TASK BRIEF:
Pull out all lines from the listing below in which the word "JSON" appears.
========================
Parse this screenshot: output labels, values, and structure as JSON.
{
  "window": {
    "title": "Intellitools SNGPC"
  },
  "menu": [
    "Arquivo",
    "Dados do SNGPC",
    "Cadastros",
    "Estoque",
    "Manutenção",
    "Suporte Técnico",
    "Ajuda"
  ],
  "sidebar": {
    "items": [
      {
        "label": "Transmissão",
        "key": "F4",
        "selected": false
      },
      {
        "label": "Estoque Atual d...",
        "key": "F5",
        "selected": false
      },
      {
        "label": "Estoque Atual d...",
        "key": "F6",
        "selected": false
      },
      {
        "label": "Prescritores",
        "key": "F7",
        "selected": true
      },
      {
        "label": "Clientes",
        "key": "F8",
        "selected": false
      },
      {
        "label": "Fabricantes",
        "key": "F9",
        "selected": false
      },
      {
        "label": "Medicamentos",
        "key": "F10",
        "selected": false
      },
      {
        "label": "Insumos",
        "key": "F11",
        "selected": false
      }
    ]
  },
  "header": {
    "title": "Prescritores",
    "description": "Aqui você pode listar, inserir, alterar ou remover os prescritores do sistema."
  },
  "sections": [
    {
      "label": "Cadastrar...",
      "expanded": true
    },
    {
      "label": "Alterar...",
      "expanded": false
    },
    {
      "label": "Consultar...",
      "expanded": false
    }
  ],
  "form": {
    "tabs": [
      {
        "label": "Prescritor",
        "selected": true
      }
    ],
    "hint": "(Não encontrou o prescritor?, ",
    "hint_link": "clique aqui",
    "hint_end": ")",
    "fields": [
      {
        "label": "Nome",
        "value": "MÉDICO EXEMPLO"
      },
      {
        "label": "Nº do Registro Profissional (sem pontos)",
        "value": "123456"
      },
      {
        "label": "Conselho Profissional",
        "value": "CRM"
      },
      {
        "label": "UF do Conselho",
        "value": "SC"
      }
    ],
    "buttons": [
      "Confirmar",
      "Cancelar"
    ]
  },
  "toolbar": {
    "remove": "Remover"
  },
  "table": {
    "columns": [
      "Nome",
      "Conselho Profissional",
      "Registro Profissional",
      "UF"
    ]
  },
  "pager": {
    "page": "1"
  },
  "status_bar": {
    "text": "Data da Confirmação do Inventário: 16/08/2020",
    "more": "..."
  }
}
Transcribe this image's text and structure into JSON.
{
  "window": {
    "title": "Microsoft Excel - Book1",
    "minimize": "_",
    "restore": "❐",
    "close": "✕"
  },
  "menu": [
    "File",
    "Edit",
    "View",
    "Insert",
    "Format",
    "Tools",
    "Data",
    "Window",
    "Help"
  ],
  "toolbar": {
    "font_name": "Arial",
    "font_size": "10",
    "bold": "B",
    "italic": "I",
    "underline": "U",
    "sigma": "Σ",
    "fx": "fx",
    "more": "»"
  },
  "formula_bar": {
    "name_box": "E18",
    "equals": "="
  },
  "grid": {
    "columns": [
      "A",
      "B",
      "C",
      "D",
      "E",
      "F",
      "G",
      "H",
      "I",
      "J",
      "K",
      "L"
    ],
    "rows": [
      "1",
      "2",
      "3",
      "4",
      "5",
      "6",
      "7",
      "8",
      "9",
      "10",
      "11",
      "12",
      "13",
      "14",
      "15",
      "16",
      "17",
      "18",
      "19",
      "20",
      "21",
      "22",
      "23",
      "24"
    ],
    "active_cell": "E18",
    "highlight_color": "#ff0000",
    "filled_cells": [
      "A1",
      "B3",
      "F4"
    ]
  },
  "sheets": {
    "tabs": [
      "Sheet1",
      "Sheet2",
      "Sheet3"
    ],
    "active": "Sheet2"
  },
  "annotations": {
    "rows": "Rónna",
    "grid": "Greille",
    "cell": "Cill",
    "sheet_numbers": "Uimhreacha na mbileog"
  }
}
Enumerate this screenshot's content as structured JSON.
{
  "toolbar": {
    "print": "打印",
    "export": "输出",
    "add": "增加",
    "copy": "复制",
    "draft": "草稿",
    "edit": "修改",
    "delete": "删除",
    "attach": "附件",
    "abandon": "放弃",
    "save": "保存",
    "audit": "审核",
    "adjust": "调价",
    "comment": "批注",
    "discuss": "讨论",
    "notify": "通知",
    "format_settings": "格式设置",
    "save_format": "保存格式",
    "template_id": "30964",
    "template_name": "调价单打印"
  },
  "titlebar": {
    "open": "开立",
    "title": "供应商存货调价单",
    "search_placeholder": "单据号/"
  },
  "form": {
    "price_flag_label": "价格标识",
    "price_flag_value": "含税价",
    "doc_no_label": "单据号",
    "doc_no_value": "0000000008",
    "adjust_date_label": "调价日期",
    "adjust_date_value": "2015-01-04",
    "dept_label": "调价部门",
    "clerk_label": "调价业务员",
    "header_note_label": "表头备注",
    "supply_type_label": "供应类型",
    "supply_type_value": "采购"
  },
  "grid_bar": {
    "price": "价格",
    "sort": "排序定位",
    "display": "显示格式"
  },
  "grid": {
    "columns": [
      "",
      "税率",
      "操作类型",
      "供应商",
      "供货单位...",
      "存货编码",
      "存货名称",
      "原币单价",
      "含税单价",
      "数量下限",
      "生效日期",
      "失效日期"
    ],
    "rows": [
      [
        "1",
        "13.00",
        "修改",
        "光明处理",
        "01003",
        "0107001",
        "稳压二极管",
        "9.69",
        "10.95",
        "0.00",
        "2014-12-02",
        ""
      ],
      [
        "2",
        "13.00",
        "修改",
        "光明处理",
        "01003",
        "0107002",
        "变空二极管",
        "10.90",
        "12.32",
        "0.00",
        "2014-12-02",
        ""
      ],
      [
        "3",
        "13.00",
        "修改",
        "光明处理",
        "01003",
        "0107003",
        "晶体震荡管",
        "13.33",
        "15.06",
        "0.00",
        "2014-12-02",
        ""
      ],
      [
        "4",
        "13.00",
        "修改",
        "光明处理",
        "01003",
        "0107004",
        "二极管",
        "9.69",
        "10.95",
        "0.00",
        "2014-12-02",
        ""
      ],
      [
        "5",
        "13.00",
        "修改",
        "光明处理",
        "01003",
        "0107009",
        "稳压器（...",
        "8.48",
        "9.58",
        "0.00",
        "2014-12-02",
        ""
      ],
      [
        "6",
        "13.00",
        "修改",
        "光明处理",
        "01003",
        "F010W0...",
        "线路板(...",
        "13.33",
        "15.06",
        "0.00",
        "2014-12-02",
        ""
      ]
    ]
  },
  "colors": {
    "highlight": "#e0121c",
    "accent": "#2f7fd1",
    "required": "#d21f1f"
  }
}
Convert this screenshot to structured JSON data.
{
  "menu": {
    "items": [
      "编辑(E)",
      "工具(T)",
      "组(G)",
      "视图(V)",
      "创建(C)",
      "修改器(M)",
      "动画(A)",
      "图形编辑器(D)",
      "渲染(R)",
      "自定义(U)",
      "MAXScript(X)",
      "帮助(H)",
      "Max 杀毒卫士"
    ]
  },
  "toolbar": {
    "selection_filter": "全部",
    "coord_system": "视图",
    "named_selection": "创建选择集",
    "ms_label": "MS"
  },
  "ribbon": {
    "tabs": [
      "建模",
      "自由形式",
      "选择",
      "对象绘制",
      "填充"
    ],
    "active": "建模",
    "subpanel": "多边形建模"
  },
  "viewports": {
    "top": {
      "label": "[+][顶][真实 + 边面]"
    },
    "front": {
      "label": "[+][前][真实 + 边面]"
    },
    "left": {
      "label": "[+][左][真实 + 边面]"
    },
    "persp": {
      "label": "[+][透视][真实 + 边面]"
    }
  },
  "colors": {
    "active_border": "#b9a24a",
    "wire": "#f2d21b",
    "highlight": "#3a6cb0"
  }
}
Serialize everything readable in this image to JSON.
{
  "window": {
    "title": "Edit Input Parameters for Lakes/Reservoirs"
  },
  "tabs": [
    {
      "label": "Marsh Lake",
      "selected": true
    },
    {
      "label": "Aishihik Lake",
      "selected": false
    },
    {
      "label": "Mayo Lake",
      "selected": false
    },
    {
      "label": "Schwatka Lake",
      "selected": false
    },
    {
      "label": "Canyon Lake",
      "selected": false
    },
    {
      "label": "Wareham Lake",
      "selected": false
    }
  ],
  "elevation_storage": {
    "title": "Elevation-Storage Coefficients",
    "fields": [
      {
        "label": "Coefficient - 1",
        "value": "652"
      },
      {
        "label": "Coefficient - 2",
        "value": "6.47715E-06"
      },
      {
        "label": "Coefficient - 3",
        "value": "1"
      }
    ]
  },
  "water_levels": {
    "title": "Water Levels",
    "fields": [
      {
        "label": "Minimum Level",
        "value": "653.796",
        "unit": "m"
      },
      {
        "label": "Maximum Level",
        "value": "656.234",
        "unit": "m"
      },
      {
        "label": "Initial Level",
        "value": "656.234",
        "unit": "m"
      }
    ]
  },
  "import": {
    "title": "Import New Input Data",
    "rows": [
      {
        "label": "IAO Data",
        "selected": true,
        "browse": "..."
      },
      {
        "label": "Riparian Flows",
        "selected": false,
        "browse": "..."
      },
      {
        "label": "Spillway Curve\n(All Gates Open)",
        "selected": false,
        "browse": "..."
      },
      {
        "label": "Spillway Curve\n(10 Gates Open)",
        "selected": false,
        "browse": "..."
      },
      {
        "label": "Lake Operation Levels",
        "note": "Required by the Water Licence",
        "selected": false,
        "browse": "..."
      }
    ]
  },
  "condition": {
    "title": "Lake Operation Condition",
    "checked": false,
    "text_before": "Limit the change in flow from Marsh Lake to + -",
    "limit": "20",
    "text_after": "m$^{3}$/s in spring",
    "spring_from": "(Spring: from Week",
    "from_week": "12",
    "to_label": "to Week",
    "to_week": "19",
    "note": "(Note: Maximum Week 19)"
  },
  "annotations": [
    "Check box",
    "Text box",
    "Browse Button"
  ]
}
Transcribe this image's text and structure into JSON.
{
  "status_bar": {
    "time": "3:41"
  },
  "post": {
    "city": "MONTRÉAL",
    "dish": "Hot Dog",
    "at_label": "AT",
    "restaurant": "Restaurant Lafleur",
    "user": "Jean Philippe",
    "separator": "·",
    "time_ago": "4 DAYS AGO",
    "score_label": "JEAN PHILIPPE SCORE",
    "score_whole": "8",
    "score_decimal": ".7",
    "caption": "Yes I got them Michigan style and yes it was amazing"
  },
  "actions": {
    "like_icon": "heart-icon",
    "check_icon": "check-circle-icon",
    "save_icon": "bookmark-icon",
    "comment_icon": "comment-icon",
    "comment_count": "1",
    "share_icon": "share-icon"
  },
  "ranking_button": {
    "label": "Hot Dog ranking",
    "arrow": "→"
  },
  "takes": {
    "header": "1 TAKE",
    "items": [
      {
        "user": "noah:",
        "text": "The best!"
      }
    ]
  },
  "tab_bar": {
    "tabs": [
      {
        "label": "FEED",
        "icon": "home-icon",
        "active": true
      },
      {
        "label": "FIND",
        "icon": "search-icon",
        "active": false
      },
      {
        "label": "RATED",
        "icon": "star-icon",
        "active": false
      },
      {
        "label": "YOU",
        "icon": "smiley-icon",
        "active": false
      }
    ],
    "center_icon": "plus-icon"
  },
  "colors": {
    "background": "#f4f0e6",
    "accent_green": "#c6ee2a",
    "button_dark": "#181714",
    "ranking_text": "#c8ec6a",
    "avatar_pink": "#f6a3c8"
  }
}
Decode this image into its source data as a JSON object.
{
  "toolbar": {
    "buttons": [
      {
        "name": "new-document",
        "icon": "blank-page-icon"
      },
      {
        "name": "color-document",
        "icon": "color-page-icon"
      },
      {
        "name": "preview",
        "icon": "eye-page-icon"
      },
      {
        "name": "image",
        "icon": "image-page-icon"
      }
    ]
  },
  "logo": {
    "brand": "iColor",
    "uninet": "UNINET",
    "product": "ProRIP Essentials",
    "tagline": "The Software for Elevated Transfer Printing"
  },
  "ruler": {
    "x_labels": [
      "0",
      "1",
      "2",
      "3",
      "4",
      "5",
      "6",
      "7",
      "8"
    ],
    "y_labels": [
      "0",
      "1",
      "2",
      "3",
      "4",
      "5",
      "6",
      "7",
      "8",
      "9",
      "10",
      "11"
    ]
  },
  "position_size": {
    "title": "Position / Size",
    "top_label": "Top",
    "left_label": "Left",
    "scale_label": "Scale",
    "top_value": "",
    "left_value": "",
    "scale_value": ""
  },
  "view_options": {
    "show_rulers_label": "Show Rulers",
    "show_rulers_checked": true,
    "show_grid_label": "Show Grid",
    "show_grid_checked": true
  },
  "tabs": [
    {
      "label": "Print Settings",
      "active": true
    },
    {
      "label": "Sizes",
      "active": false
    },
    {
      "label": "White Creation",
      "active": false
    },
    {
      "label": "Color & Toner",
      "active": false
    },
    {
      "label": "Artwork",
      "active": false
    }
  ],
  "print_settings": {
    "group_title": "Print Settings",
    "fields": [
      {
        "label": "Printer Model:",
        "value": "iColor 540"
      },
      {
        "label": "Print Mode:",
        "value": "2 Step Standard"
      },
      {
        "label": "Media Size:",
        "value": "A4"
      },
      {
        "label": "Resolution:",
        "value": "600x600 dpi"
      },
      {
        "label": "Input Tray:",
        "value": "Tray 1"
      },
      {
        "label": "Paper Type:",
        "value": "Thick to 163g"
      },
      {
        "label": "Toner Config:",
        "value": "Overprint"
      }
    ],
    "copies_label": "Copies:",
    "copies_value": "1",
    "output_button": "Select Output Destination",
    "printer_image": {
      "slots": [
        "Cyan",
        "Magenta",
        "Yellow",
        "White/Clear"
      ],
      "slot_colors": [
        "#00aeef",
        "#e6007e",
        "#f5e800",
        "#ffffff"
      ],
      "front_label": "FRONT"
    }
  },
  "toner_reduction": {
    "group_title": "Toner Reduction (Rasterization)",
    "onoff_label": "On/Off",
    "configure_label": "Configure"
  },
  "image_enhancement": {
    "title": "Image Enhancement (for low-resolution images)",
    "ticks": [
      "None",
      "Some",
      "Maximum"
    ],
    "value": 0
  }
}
========================
FINISHED ANSWER:
Parse this screenshot: output labels, values, and structure as JSON.
Transcribe this image's text and structure into JSON.
Enumerate this screenshot's content as structured JSON.
Convert this screenshot to structured JSON data.
Serialize everything readable in this image to JSON.
Transcribe this image's text and structure into JSON.
Decode this image into its source data as a JSON object.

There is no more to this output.